[Exercise instructions]: Produce the listing below again, exactly as shown.

[Figure dataset records]:
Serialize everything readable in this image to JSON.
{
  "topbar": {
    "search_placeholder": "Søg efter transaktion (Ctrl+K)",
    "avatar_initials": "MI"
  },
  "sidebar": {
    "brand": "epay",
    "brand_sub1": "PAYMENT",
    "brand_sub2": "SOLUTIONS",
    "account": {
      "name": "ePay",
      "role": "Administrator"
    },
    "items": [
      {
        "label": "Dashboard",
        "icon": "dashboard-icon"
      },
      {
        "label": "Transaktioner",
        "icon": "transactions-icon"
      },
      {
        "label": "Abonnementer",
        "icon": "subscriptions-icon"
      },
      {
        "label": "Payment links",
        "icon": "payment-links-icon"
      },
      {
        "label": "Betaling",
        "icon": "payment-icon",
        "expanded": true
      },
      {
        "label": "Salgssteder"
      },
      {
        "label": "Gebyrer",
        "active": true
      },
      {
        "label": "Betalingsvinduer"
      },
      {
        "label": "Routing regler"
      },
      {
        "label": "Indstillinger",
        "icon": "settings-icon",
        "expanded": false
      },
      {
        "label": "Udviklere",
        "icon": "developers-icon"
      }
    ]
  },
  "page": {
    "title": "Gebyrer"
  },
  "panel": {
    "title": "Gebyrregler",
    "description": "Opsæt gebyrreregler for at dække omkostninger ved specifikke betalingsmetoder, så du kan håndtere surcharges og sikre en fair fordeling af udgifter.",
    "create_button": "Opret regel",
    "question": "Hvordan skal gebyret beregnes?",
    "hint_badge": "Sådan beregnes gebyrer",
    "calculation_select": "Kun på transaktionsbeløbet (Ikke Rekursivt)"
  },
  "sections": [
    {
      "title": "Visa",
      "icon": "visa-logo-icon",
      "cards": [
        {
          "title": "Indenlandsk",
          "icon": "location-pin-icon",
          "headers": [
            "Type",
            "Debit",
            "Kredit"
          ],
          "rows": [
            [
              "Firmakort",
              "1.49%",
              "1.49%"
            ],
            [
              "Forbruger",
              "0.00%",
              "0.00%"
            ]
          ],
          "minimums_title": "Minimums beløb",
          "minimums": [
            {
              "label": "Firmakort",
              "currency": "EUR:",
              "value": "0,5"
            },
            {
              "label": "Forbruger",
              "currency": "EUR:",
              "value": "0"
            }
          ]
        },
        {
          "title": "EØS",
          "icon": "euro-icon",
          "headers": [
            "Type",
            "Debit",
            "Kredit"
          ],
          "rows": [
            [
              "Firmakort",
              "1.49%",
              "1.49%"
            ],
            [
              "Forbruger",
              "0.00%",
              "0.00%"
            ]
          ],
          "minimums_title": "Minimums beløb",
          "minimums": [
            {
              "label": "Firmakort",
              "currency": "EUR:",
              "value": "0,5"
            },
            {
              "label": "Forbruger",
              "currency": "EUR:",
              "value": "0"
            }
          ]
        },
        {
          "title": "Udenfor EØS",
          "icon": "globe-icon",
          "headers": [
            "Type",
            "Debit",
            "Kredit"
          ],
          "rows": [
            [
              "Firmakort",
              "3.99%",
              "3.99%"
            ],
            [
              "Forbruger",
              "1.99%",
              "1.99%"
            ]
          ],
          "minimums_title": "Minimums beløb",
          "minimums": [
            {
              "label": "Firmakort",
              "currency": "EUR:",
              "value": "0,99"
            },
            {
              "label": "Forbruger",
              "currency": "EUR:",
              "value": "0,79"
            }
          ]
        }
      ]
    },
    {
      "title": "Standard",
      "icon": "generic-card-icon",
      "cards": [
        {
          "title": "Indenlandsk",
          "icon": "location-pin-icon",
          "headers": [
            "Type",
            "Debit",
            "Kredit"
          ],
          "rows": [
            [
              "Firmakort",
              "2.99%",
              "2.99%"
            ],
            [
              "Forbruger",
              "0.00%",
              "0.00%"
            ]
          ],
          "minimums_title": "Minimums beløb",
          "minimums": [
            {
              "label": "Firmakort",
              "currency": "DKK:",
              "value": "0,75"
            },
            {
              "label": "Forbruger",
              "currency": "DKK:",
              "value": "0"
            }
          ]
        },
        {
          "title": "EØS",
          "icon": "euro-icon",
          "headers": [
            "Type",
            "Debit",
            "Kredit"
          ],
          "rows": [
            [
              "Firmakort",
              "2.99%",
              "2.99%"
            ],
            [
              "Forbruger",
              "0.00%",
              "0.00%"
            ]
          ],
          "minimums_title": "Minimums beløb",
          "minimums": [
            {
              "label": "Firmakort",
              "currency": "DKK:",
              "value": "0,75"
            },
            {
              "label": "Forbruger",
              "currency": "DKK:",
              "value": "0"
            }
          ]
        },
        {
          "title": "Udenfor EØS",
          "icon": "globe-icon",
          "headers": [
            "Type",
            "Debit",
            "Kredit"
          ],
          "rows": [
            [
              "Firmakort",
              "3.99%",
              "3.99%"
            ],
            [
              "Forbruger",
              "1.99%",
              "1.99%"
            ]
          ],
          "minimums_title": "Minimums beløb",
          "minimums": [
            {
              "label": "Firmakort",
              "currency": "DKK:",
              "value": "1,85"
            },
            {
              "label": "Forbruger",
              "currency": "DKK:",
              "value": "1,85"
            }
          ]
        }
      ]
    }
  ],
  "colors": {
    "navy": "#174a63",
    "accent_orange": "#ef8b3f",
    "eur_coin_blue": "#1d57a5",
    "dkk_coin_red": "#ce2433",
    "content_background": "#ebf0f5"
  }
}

[Answer]:
Serialize everything readable in this image to JSON.
{
  "topbar": {
    "search_placeholder": "Søg efter transaktion (Ctrl+K)",
    "avatar_initials": "MI"
  },
  "sidebar": {
    "brand": "epay",
    "brand_sub1": "PAYMENT",
    "brand_sub2": "SOLUTIONS",
    "account": {
      "name": "ePay",
      "role": "Administrator"
    },
    "items": [
      {
        "label": "Dashboard",
        "icon": "dashboard-icon"
      },
      {
        "label": "Transaktioner",
        "icon": "transactions-icon"
      },
      {
        "label": "Abonnementer",
        "icon": "subscriptions-icon"
      },
      {
        "label": "Payment links",
        "icon": "payment-links-icon"
      },
      {
        "label": "Betaling",
        "icon": "payment-icon",
        "expanded": true
      },
      {
        "label": "Salgssteder"
      },
      {
        "label": "Gebyrer",
        "active": true
      },
      {
        "label": "Betalingsvinduer"
      },
      {
        "label": "Routing regler"
      },
      {
        "label": "Indstillinger",
        "icon": "settings-icon",
        "expanded": false
      },
      {
        "label": "Udviklere",
        "icon": "developers-icon"
      }
    ]
  },
  "page": {
    "title": "Gebyrer"
  },
  "panel": {
    "title": "Gebyrregler",
    "description": "Opsæt gebyrreregler for at dække omkostninger ved specifikke betalingsmetoder, så du kan håndtere surcharges og sikre en fair fordeling af udgifter.",
    "create_button": "Opret regel",
    "question": "Hvordan skal gebyret beregnes?",
    "hint_badge": "Sådan beregnes gebyrer",
    "calculation_select": "Kun på transaktionsbeløbet (Ikke Rekursivt)"
  },
  "sections": [
    {
      "title": "Visa",
      "icon": "visa-logo-icon",
      "cards": [
        {
          "title": "Indenlandsk",
          "icon": "location-pin-icon",
          "headers": [
            "Type",
            "Debit",
            "Kredit"
          ],
          "rows": [
            [
              "Firmakort",
              "1.49%",
              "1.49%"
            ],
            [
              "Forbruger",
              "0.00%",
              "0.00%"
            ]
          ],
          "minimums_title": "Minimums beløb",
          "minimums": [
            {
              "label": "Firmakort",
              "currency": "EUR:",
              "value": "0,5"
            },
            {
              "label": "Forbruger",
              "currency": "EUR:",
              "value": "0"
            }
          ]
        },
        {
          "title": "EØS",
          "icon": "euro-icon",
          "headers": [
            "Type",
            "Debit",
            "Kredit"
          ],
          "rows": [
            [
              "Firmakort",
              "1.49%",
              "1.49%"
            ],
            [
              "Forbruger",
              "0.00%",
              "0.00%"
            ]
          ],
          "minimums_title": "Minimums beløb",
          "minimums": [
            {
              "label": "Firmakort",
              "currency": "EUR:",
              "value": "0,5"
            },
            {
              "label": "Forbruger",
              "currency": "EUR:",
              "value": "0"
            }
          ]
        },
        {
          "title": "Udenfor EØS",
          "icon": "globe-icon",
          "headers": [
            "Type",
            "Debit",
            "Kredit"
          ],
          "rows": [
            [
              "Firmakort",
              "3.99%",
              "3.99%"
            ],
            [
              "Forbruger",
              "1.99%",
              "1.99%"
            ]
          ],
          "minimums_title": "Minimums beløb",
          "minimums": [
            {
              "label": "Firmakort",
              "currency": "EUR:",
              "value": "0,99"
            },
            {
              "label": "Forbruger",
              "currency": "EUR:",
              "value": "0,79"
            }
          ]
        }
      ]
    },
    {
      "title": "Standard",
      "icon": "generic-card-icon",
      "cards": [
        {
          "title": "Indenlandsk",
          "icon": "location-pin-icon",
          "headers": [
            "Type",
            "Debit",
            "Kredit"
          ],
          "rows": [
            [
              "Firmakort",
              "2.99%",
              "2.99%"
            ],
            [
              "Forbruger",
              "0.00%",
              "0.00%"
            ]
          ],
          "minimums_title": "Minimums beløb",
          "minimums": [
            {
              "label": "Firmakort",
              "currency": "DKK:",
              "value": "0,75"
            },
            {
              "label": "Forbruger",
              "currency": "DKK:",
              "value": "0"
            }
          ]
        },
        {
          "title": "EØS",
          "icon": "euro-icon",
          "headers": [
            "Type",
            "Debit",
            "Kredit"
          ],
          "rows": [
            [
              "Firmakort",
              "2.99%",
              "2.99%"
            ],
            [
              "Forbruger",
              "0.00%",
              "0.00%"
            ]
          ],
          "minimums_title": "Minimums beløb",
          "minimums": [
            {
              "label": "Firmakort",
              "currency": "DKK:",
              "value": "0,75"
            },
            {
              "label": "Forbruger",
              "currency": "DKK:",
              "value": "0"
            }
          ]
        },
        {
          "title": "Udenfor EØS",
          "icon": "globe-icon",
          "headers": [
            "Type",
            "Debit",
            "Kredit"
          ],
          "rows": [
            [
              "Firmakort",
              "3.99%",
              "3.99%"
            ],
            [
              "Forbruger",
              "1.99%",
              "1.99%"
            ]
          ],
          "minimums_title": "Minimums beløb",
          "minimums": [
            {
              "label": "Firmakort",
              "currency": "DKK:",
              "value": "1,85"
            },
            {
              "label": "Forbruger",
              "currency": "DKK:",
              "value": "1,85"
            }
          ]
        }
      ]
    }
  ],
  "colors": {
    "navy": "#174a63",
    "accent_orange": "#ef8b3f",
    "eur_coin_blue": "#1d57a5",
    "dkk_coin_red": "#ce2433",
    "content_background": "#ebf0f5"
  }
}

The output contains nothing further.